Objective: Retype each line exactly. Skip images.
------------------------------------------------
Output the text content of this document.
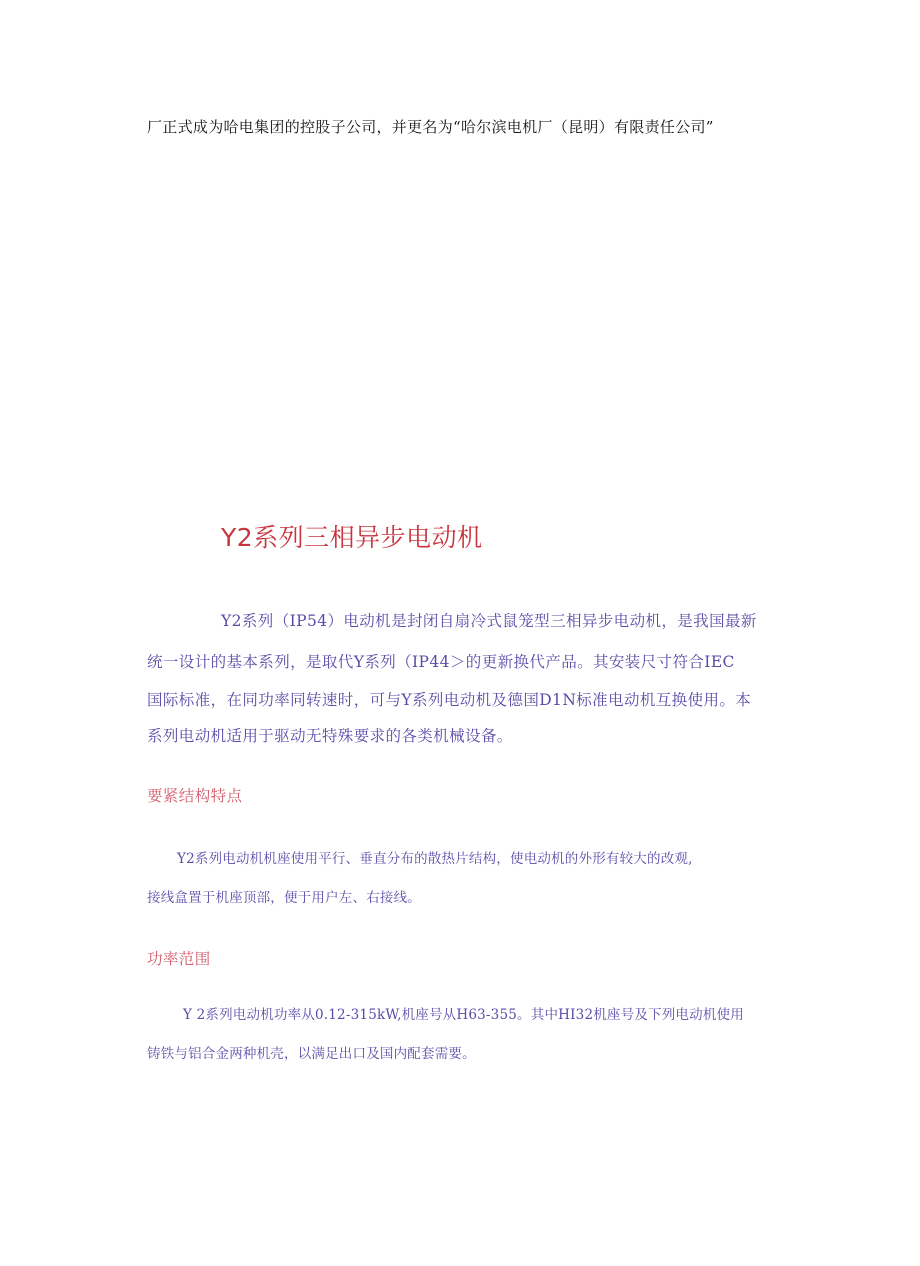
厂正式成为哈电集团的控股子公司，并更名为“哈尔滨电机厂（昆明）有限责任公司”
Y2系列三相异步电动机
Y2系列（IP54）电动机是封闭自扇冷式鼠笼型三相异步电动机，是我国最新
统一设计的基本系列，是取代Y系列（IP44＞的更新换代产品。其安装尺寸符合IEC
国际标准，在同功率同转速时，可与Y系列电动机及德国D1N标准电动机互换使用。本
系列电动机适用于驱动无特殊要求的各类机械设备。
要紧结构特点
Y2系列电动机机座使用平行、垂直分布的散热片结构，使电动机的外形有较大的改观,
接线盒置于机座顶部，便于用户左、右接线。
功率范围
Y 2系列电动机功率从0.12-315kW,机座号从H63-355。其中HI32机座号及下列电动机使用
铸铁与铝合金两种机壳，以满足出口及国内配套需要。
------------------------------------------------
Exercise response:
Output the text content of this document.
厂正式成为哈电集团的控股子公司，并更名为“哈尔滨电机厂（昆明）有限责任公司”
Y2系列三相异步电动机
Y2系列（IP54）电动机是封闭自扇冷式鼠笼型三相异步电动机，是我国最新
统一设计的基本系列，是取代Y系列（IP44＞的更新换代产品。其安装尺寸符合IEC
国际标准，在同功率同转速时，可与Y系列电动机及德国D1N标准电动机互换使用。本
系列电动机适用于驱动无特殊要求的各类机械设备。
要紧结构特点
Y2系列电动机机座使用平行、垂直分布的散热片结构，使电动机的外形有较大的改观,
接线盒置于机座顶部，便于用户左、右接线。
功率范围
Y 2系列电动机功率从0.12-315kW,机座号从H63-355。其中HI32机座号及下列电动机使用
铸铁与铝合金两种机壳，以满足出口及国内配套需要。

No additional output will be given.